------ THE RECORDS

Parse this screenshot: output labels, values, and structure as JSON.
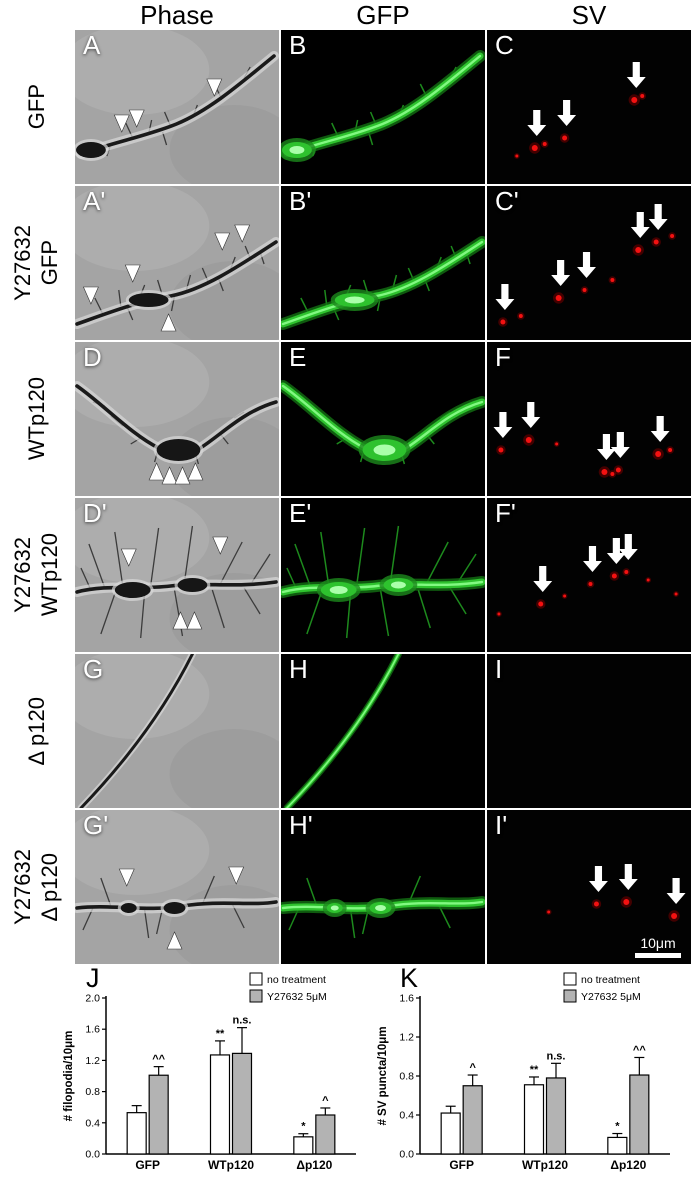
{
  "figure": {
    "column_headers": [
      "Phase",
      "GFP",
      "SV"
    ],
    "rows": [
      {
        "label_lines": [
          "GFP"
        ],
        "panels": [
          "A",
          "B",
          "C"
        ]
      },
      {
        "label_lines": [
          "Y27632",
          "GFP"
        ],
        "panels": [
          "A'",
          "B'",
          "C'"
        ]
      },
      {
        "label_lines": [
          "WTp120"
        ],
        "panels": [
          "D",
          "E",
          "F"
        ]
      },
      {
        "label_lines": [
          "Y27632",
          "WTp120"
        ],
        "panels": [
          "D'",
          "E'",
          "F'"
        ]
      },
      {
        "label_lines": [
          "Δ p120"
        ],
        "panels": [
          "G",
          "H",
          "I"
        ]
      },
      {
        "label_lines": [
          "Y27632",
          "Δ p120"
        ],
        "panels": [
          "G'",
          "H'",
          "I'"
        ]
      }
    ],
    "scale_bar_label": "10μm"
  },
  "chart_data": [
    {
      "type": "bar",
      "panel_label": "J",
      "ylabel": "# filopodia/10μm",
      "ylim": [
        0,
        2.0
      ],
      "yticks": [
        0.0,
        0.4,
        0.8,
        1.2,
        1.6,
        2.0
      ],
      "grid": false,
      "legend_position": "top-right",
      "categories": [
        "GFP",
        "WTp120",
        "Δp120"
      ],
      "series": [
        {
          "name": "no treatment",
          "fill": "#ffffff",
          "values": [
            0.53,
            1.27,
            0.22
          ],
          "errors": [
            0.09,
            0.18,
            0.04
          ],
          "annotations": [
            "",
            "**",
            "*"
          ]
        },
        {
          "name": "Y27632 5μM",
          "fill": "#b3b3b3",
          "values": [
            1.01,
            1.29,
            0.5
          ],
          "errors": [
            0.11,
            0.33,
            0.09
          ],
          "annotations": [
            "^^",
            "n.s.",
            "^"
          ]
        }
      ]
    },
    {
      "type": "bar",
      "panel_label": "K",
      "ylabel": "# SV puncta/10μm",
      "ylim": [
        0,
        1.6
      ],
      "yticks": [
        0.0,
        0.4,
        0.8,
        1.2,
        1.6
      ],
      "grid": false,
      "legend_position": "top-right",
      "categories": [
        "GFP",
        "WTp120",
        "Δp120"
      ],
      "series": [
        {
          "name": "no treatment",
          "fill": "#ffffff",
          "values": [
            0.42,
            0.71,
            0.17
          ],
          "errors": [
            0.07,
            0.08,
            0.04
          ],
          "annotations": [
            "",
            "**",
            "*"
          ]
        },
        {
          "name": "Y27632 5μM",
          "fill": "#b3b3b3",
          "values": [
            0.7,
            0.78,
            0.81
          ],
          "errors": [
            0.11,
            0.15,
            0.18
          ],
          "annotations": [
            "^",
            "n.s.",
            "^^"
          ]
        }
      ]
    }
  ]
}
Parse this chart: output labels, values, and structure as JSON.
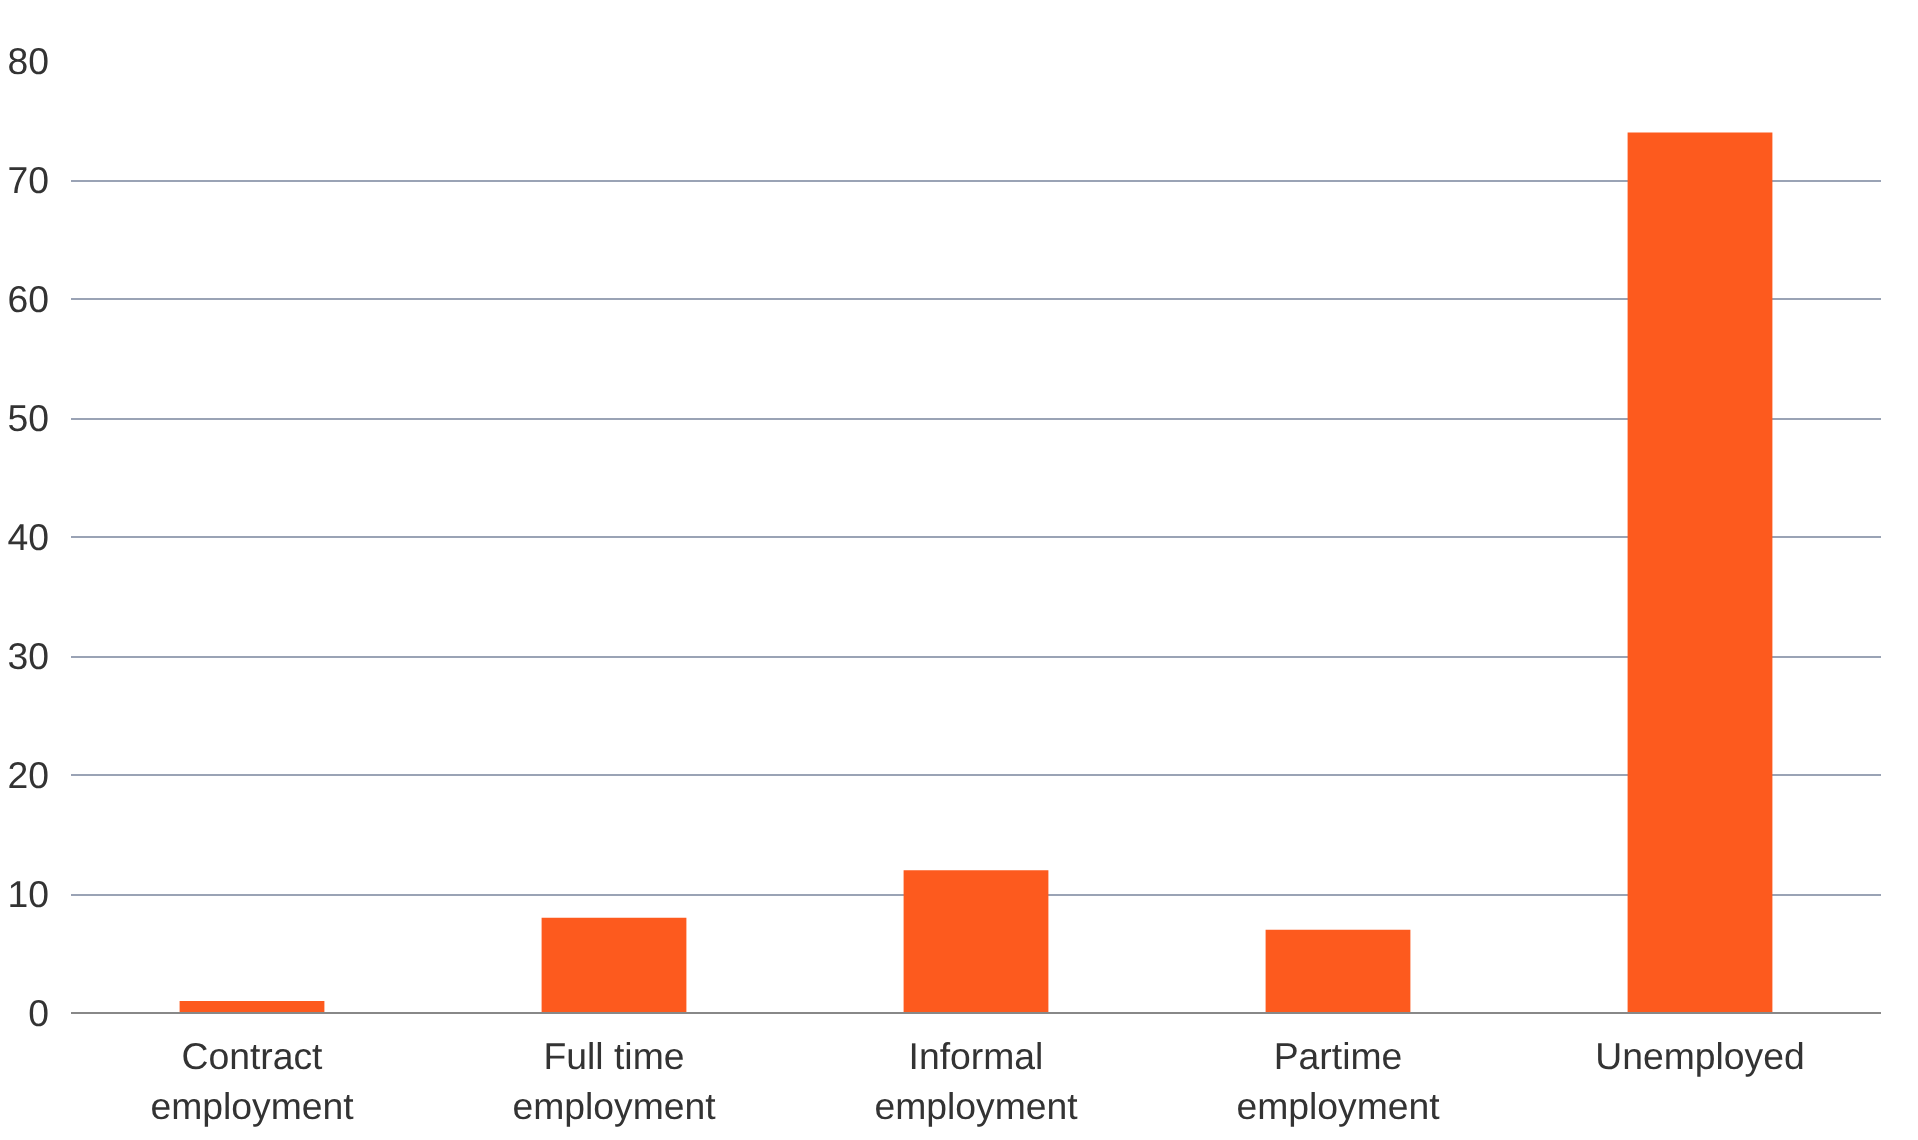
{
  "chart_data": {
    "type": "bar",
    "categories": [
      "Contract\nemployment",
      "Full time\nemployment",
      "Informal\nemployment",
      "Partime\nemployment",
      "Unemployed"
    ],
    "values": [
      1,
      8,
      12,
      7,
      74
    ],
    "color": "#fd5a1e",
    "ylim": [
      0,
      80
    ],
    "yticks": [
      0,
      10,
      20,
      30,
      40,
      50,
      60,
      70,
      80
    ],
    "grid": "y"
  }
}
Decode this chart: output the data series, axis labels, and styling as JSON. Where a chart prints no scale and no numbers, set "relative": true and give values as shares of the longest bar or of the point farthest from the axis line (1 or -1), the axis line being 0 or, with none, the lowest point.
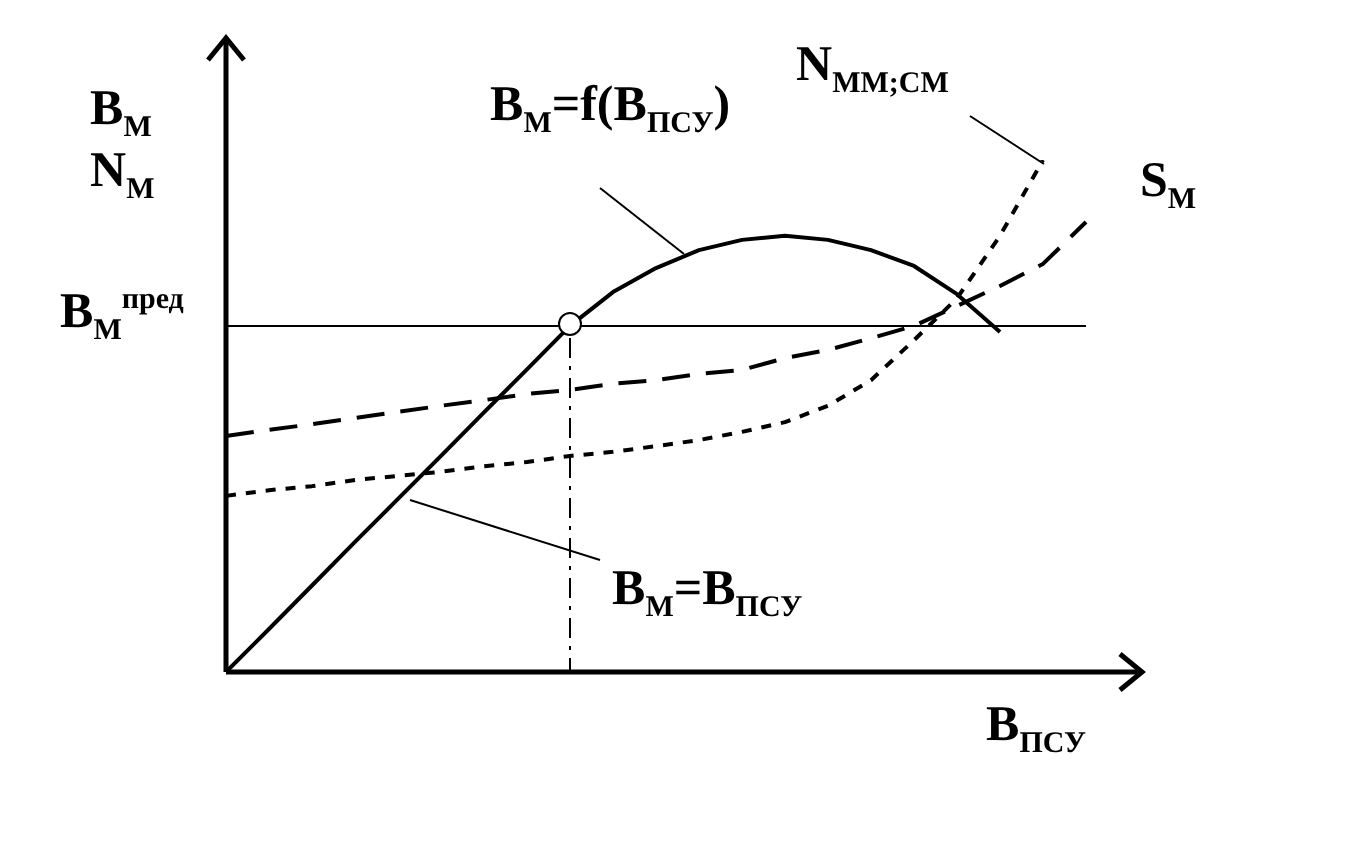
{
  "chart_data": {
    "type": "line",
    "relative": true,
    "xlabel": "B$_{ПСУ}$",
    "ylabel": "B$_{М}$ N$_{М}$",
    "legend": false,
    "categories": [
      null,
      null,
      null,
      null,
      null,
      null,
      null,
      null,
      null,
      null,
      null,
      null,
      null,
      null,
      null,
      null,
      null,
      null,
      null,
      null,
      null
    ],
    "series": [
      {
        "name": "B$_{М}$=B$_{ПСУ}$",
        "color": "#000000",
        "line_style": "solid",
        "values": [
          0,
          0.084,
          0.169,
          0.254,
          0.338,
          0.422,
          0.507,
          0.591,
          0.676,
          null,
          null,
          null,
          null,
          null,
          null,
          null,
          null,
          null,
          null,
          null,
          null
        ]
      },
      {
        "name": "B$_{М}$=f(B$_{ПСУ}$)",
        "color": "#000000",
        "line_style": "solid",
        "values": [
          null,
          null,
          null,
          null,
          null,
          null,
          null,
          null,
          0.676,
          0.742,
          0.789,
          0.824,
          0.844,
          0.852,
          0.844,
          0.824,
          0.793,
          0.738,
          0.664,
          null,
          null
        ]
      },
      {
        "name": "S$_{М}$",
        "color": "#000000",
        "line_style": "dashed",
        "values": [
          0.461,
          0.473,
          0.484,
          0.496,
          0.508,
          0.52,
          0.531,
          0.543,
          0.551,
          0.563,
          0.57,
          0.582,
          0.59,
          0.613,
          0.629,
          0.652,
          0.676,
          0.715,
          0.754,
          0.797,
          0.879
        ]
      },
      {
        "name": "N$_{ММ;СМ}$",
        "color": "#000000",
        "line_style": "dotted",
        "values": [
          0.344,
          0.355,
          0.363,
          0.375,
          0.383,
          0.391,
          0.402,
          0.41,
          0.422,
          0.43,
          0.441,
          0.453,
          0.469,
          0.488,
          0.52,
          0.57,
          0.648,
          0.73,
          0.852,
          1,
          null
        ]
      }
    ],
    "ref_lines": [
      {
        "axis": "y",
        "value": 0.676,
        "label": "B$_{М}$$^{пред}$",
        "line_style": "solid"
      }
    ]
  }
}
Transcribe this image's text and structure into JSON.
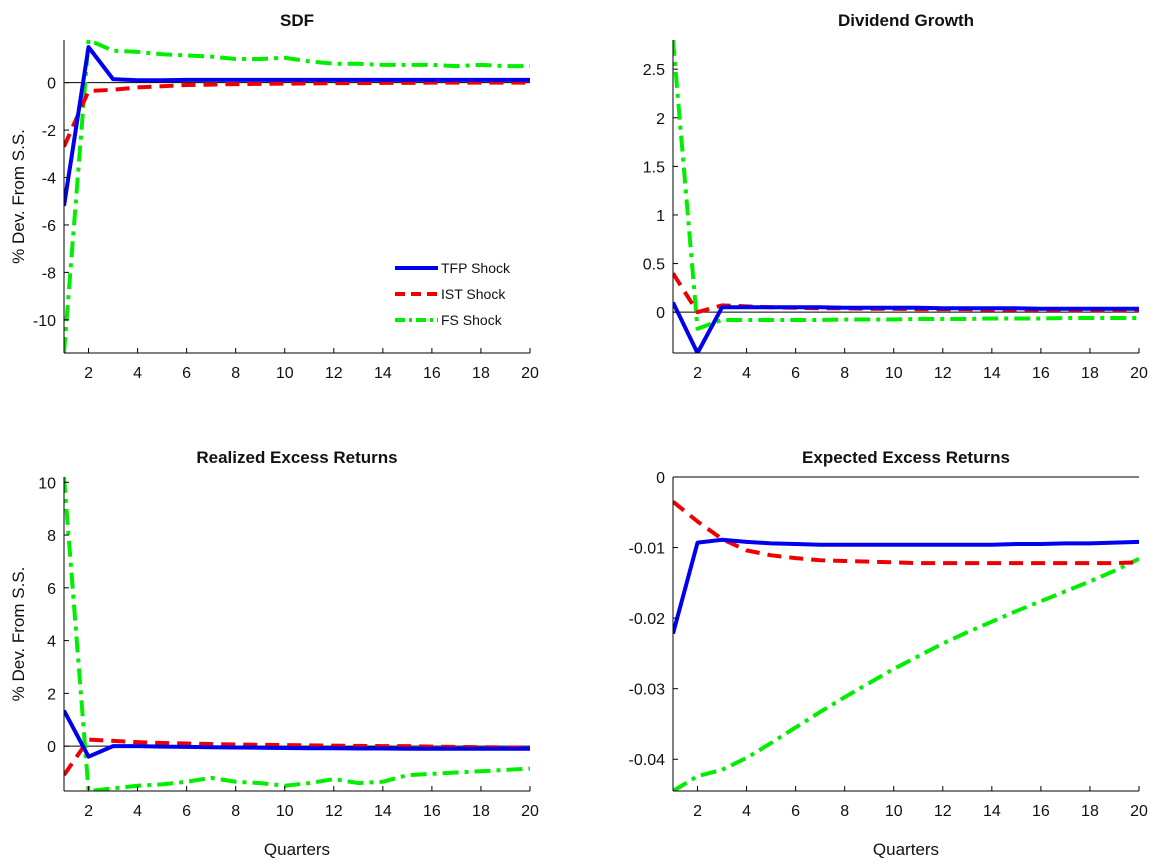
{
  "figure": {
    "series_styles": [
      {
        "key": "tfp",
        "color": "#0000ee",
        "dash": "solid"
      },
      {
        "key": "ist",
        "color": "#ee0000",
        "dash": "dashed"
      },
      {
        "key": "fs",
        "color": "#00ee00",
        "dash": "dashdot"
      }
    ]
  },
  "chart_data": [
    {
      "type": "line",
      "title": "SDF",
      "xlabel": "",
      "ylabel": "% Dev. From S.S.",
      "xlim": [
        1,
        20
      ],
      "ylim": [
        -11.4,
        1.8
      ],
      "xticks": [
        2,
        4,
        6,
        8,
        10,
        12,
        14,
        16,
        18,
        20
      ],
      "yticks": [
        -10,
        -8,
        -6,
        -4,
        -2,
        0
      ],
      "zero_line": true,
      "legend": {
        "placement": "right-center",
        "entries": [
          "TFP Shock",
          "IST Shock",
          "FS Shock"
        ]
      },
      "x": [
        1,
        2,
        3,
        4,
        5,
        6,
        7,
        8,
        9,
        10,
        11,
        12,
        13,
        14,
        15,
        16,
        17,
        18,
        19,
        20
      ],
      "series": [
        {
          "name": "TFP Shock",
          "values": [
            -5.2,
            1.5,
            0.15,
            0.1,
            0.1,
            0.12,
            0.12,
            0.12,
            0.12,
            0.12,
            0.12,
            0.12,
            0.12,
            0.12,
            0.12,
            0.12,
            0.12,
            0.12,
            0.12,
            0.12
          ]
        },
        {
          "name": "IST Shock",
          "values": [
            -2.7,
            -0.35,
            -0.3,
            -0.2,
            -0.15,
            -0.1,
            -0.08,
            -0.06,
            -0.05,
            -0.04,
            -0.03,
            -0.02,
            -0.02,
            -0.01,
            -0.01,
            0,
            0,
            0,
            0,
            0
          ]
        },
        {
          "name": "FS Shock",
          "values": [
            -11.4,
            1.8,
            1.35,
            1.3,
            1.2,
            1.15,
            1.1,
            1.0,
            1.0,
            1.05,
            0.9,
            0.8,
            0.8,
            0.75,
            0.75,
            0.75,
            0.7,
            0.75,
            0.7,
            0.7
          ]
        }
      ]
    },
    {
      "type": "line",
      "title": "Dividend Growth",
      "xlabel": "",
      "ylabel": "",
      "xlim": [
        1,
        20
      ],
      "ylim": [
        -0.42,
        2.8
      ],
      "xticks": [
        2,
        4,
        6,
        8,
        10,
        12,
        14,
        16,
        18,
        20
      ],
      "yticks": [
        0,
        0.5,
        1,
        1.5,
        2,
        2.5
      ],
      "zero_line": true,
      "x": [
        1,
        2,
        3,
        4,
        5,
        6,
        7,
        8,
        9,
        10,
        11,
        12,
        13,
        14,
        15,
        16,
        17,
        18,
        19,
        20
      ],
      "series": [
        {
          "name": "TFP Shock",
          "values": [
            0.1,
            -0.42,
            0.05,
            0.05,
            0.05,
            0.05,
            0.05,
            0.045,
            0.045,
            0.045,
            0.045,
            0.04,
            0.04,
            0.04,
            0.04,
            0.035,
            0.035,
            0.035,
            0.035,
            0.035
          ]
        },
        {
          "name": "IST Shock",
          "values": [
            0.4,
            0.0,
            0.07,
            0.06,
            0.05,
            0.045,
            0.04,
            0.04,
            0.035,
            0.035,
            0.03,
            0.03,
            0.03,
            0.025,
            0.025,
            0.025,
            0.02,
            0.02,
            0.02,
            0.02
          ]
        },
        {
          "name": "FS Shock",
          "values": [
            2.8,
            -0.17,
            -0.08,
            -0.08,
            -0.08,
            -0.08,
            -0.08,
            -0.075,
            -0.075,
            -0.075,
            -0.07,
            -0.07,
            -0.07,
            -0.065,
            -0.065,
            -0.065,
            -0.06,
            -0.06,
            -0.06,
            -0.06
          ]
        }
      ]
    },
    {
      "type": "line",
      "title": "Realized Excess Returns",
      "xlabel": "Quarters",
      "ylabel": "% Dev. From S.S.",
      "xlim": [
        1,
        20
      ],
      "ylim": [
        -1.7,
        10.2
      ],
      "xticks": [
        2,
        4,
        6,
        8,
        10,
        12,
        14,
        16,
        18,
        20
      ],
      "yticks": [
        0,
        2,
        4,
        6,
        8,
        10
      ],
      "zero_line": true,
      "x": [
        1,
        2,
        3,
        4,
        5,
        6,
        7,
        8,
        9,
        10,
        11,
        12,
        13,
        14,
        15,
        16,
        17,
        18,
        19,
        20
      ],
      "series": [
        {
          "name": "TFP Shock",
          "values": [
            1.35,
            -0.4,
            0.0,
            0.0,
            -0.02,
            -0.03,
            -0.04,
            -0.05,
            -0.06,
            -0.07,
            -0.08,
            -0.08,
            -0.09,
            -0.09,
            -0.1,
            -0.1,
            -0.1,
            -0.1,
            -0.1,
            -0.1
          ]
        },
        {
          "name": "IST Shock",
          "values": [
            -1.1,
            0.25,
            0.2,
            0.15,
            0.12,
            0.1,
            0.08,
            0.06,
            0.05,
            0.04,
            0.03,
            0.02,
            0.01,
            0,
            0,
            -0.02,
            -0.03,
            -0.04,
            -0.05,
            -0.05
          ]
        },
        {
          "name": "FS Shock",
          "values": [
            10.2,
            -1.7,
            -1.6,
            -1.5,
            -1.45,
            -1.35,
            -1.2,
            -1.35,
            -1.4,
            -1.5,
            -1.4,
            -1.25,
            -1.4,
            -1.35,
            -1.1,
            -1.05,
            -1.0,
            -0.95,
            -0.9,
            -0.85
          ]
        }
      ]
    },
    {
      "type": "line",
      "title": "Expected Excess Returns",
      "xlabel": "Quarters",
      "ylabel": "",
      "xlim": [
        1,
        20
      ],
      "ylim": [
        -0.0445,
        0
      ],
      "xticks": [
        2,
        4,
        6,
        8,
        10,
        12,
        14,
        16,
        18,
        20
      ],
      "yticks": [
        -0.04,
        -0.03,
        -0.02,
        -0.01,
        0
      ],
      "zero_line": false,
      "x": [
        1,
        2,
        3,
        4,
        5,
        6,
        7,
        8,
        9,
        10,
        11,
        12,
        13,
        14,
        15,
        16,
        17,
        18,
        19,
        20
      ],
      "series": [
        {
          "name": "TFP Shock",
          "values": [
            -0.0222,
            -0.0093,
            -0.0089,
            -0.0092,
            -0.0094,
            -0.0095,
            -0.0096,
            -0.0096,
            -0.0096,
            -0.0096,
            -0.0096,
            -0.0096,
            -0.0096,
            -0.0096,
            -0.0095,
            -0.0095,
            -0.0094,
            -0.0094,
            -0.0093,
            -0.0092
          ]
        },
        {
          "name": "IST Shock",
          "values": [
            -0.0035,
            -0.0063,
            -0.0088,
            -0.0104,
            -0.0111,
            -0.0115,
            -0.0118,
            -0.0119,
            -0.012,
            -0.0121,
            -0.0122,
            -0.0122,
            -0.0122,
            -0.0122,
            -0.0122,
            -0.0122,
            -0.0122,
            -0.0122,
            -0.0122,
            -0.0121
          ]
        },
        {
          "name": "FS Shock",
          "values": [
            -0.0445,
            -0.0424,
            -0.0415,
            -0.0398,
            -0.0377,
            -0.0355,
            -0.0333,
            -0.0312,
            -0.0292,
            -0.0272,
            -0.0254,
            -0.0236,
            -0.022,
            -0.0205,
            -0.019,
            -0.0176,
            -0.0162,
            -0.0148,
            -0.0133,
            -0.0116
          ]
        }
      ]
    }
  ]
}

------------

Provide the count, and nothing else, of lines in the data above where the word "Excess" occurs.

* [SOLUTION FOR THIS TASK] 2